Data for this exercise:
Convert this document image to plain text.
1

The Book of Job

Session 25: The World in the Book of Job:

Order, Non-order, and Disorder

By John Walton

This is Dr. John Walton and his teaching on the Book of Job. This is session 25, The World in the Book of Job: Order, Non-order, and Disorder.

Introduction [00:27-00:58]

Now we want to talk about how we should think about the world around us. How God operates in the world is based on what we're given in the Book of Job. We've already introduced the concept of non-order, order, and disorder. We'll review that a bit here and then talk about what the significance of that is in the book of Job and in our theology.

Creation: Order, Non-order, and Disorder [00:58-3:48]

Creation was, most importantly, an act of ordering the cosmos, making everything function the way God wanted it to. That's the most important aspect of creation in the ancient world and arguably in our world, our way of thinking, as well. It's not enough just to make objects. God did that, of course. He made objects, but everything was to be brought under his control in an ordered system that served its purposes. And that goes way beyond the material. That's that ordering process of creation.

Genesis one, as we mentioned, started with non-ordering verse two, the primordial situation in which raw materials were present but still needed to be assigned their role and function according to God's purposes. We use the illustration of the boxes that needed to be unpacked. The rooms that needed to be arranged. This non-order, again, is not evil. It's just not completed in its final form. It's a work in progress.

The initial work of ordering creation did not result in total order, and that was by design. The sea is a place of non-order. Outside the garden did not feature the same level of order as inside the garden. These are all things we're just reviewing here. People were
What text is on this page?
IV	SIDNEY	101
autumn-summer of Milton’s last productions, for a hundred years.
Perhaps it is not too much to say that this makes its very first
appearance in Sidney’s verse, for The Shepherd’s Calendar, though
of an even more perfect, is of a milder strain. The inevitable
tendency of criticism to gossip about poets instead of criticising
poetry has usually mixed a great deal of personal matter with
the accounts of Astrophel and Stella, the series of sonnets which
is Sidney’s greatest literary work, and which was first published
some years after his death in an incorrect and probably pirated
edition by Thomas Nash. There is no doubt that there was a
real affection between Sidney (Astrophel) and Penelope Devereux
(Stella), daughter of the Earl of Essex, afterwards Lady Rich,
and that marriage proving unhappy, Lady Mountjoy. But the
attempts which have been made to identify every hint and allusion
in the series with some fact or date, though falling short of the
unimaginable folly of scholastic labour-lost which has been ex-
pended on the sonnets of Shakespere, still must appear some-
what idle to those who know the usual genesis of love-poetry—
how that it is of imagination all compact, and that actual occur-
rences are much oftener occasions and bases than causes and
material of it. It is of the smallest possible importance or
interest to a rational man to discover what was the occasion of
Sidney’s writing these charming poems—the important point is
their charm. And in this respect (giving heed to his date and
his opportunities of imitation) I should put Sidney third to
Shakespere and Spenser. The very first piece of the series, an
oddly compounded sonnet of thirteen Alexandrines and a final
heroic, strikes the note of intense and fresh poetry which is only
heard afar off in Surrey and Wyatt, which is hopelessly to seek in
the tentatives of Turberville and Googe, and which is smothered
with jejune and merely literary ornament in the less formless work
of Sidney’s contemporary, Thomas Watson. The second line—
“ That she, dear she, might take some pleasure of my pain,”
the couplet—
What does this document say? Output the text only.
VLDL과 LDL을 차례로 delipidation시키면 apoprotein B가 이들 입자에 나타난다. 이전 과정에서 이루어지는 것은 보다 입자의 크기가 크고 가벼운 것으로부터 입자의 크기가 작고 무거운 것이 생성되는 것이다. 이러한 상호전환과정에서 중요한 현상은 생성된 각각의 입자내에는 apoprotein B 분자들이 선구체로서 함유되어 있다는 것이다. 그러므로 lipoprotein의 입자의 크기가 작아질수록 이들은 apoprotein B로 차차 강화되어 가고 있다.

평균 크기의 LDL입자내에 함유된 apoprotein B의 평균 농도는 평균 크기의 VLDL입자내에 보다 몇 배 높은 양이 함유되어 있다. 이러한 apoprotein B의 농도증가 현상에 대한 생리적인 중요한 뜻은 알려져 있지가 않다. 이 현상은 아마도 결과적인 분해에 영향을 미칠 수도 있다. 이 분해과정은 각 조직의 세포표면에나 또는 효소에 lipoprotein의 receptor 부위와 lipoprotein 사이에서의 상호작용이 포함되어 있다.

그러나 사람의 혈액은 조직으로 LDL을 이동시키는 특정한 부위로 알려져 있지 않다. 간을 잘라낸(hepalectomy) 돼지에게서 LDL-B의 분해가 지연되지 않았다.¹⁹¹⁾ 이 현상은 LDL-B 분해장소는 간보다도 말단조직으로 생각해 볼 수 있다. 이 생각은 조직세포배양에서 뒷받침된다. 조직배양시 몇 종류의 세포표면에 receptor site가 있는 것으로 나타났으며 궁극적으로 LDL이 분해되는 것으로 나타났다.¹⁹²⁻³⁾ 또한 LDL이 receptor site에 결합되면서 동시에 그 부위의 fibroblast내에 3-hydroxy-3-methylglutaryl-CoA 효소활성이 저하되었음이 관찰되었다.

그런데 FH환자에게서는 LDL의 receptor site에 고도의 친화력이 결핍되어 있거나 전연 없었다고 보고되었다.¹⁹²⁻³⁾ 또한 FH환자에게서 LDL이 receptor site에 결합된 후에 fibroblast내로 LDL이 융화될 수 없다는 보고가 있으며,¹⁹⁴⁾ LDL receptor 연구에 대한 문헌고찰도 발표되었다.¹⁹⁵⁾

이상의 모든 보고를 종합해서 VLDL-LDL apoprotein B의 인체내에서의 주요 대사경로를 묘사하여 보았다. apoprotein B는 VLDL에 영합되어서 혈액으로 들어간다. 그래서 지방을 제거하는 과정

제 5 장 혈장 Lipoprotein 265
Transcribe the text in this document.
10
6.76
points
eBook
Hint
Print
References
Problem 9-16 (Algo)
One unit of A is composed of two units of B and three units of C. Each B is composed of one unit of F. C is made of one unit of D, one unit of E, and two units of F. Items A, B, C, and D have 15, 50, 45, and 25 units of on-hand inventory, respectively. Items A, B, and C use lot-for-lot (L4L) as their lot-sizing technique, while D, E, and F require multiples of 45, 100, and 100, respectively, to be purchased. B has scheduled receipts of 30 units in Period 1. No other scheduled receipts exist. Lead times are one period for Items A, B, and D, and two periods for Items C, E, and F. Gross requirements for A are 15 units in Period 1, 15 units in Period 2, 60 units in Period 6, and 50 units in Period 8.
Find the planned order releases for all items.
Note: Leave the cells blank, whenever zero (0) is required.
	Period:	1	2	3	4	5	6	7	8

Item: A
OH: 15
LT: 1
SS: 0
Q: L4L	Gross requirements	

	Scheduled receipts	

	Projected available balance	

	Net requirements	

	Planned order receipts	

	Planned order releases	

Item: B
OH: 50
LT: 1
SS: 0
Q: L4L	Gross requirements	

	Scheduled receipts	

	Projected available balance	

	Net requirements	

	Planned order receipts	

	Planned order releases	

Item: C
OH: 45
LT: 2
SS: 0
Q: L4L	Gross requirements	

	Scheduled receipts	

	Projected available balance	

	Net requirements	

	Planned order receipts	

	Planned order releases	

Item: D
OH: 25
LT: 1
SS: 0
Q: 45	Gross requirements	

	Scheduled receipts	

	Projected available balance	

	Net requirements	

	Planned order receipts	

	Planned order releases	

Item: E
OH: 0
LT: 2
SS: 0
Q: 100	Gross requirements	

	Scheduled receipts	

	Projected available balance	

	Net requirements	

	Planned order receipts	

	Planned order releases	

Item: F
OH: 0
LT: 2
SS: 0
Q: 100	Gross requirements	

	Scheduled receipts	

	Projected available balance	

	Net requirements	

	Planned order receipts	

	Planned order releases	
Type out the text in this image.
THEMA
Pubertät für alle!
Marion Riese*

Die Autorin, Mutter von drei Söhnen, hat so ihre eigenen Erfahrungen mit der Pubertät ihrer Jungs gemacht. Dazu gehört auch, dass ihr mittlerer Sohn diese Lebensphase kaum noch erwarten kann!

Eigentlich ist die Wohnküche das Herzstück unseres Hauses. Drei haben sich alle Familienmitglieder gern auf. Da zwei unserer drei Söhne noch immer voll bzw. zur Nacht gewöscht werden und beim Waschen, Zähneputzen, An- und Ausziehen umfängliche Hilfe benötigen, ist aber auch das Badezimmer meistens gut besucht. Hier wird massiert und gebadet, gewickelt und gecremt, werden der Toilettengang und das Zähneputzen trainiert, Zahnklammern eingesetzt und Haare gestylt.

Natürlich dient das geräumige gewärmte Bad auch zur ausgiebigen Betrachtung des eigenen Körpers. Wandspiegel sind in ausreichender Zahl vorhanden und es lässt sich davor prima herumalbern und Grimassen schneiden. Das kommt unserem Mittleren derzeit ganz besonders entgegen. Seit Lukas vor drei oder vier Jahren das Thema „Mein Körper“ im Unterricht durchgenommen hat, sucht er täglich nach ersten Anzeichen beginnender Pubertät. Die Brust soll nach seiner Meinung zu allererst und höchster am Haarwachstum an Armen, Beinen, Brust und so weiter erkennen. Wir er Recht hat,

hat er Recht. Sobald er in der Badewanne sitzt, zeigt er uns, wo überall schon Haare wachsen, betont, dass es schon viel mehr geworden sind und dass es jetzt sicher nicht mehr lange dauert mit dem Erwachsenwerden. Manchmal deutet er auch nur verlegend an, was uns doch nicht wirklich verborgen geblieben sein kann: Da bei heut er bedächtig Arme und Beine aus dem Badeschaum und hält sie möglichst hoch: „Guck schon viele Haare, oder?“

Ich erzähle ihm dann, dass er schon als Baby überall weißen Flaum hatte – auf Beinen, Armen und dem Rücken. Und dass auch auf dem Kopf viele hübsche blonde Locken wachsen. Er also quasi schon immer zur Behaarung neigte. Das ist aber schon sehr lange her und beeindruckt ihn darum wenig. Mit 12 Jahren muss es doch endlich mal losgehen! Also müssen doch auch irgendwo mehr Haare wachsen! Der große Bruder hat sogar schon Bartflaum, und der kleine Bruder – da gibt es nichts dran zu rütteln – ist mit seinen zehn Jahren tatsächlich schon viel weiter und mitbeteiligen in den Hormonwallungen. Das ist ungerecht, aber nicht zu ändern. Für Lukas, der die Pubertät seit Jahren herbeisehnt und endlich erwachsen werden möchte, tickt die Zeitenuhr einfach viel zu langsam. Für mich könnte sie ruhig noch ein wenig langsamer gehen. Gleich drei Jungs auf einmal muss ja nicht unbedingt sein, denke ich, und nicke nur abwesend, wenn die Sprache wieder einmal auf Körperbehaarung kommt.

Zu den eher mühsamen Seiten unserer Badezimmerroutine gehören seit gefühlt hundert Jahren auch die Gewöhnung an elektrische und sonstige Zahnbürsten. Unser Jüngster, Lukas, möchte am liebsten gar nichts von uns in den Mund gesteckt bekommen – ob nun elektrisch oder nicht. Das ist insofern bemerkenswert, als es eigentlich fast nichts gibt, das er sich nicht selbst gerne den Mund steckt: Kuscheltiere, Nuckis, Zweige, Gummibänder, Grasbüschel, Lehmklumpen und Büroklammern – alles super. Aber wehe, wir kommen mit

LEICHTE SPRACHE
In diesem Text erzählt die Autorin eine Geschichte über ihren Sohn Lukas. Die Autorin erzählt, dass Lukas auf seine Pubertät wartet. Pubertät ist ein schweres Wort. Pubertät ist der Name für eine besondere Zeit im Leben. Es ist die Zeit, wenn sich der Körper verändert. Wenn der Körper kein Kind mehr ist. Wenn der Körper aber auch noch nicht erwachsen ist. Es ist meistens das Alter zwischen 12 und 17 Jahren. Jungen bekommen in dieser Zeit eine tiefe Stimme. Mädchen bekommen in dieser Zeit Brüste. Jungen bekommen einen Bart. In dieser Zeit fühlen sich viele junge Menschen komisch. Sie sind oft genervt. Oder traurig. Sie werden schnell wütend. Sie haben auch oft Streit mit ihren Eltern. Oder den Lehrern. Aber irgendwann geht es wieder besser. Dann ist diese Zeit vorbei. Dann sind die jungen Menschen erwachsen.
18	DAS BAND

Your assignment: In the listing above, find every line with the word "Walton" and copy it.

Response:
By John Walton
This is Dr. John Walton and his teaching on the Book of Job. This is session 25, The World in the Book of Job: Order, Non-order, and Disorder.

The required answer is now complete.